Retype all of the listing exactly, passing over any picture you find.

◇ ◇ ◇ ◇ ◇

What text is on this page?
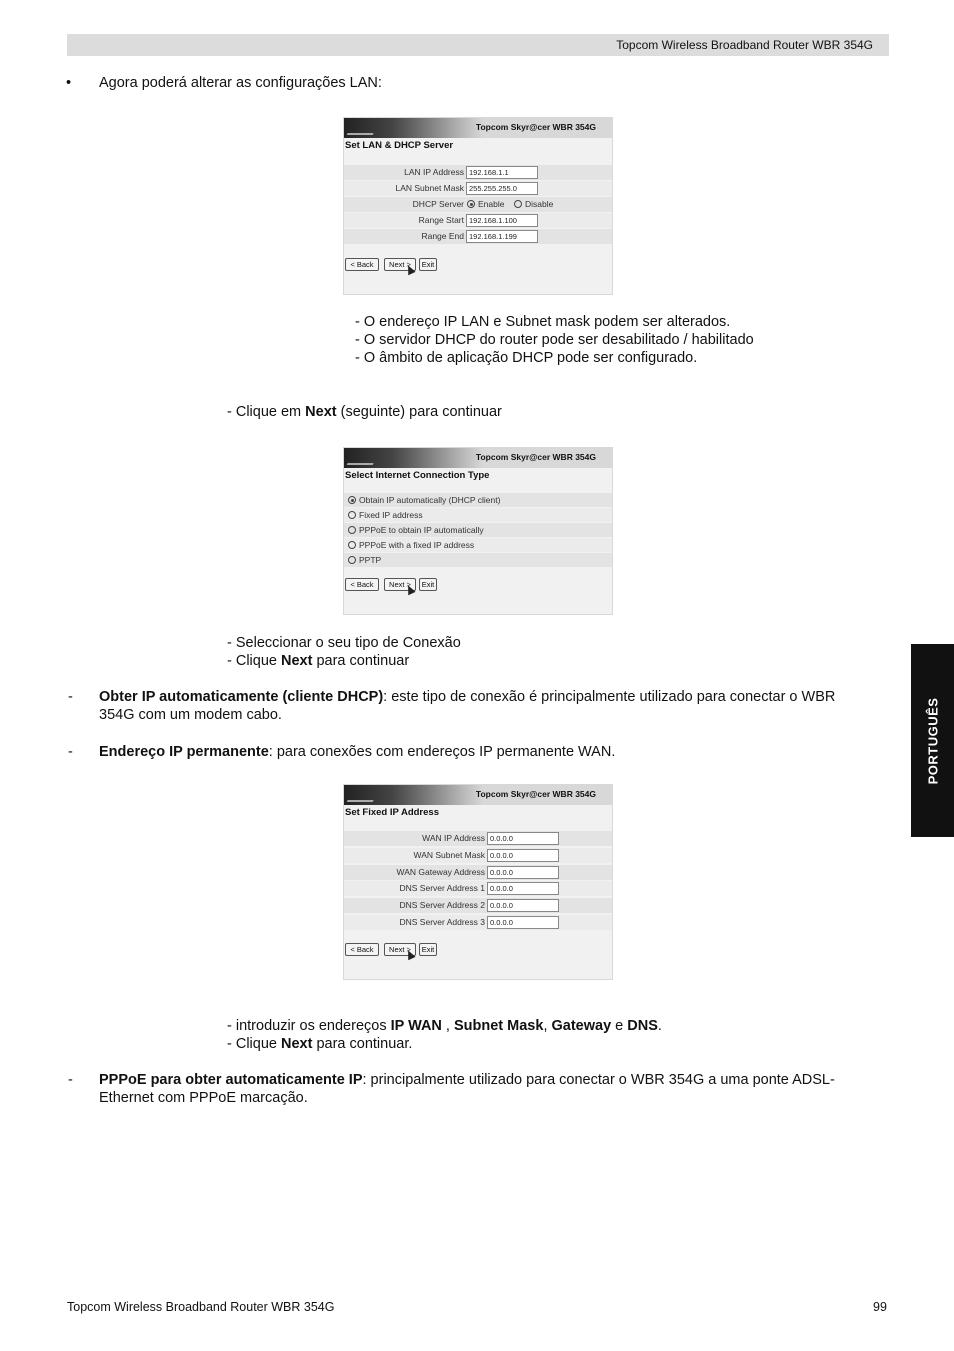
Topcom Wireless Broadband Router WBR 354G
PORTUGUÊS
• Agora poderá alterar as configurações LAN:
Topcom Skyr@cer WBR 354G
Set LAN & DHCP Server
LAN IP Address 192.168.1.1
LAN Subnet Mask 255.255.255.0
DHCP Server	Enable	Disable
Range Start 192.168.1.100
Range End 192.168.1.199
< Back	Next >	Exit
- O endereço IP LAN e Subnet mask podem ser alterados.
- O servidor DHCP do router pode ser desabilitado / habilitado
- O âmbito de aplicação DHCP pode ser configurado.
- Clique em Next (seguinte) para continuar
Topcom Skyr@cer WBR 354G
Select Internet Connection Type
Obtain IP automatically (DHCP client)
Fixed IP address
PPPoE to obtain IP automatically
PPPoE with a fixed IP address
PPTP
< Back	Next >	Exit
- Seleccionar o seu tipo de Conexão
- Clique Next para continuar
- Obter IP automaticamente (cliente DHCP): este tipo de conexão é principalmente utilizado para conectar o WBR 354G com um modem cabo.
- Endereço IP permanente: para conexões com endereços IP permanente WAN.
Topcom Skyr@cer WBR 354G
Set Fixed IP Address
WAN IP Address 0.0.0.0
WAN Subnet Mask 0.0.0.0
WAN Gateway Address 0.0.0.0
DNS Server Address 1 0.0.0.0
DNS Server Address 2 0.0.0.0
DNS Server Address 3 0.0.0.0
< Back	Next >	Exit
- introduzir os endereços IP WAN , Subnet Mask, Gateway e DNS.
- Clique Next para continuar.
- PPPoE para obter automaticamente IP: principalmente utilizado para conectar o WBR 354G a uma ponte ADSL-Ethernet com PPPoE marcação.
Topcom Wireless Broadband Router WBR 354G	99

◇ ◇ ◇ ◇ ◇

▶ Correct answer:
What text is on this page?
Topcom Wireless Broadband Router WBR 354G
PORTUGUÊS
• Agora poderá alterar as configurações LAN:
Topcom Skyr@cer WBR 354G
Set LAN & DHCP Server
LAN IP Address 192.168.1.1
LAN Subnet Mask 255.255.255.0
DHCP Server	Enable	Disable
Range Start 192.168.1.100
Range End 192.168.1.199
< Back	Next >	Exit
- O endereço IP LAN e Subnet mask podem ser alterados.
- O servidor DHCP do router pode ser desabilitado / habilitado
- O âmbito de aplicação DHCP pode ser configurado.
- Clique em Next (seguinte) para continuar
Topcom Skyr@cer WBR 354G
Select Internet Connection Type
Obtain IP automatically (DHCP client)
Fixed IP address
PPPoE to obtain IP automatically
PPPoE with a fixed IP address
PPTP
< Back	Next >	Exit
- Seleccionar o seu tipo de Conexão
- Clique Next para continuar
- Obter IP automaticamente (cliente DHCP): este tipo de conexão é principalmente utilizado para conectar o WBR 354G com um modem cabo.
- Endereço IP permanente: para conexões com endereços IP permanente WAN.
Topcom Skyr@cer WBR 354G
Set Fixed IP Address
WAN IP Address 0.0.0.0
WAN Subnet Mask 0.0.0.0
WAN Gateway Address 0.0.0.0
DNS Server Address 1 0.0.0.0
DNS Server Address 2 0.0.0.0
DNS Server Address 3 0.0.0.0
< Back	Next >	Exit
- introduzir os endereços IP WAN , Subnet Mask, Gateway e DNS.
- Clique Next para continuar.
- PPPoE para obter automaticamente IP: principalmente utilizado para conectar o WBR 354G a uma ponte ADSL-Ethernet com PPPoE marcação.
Topcom Wireless Broadband Router WBR 354G	99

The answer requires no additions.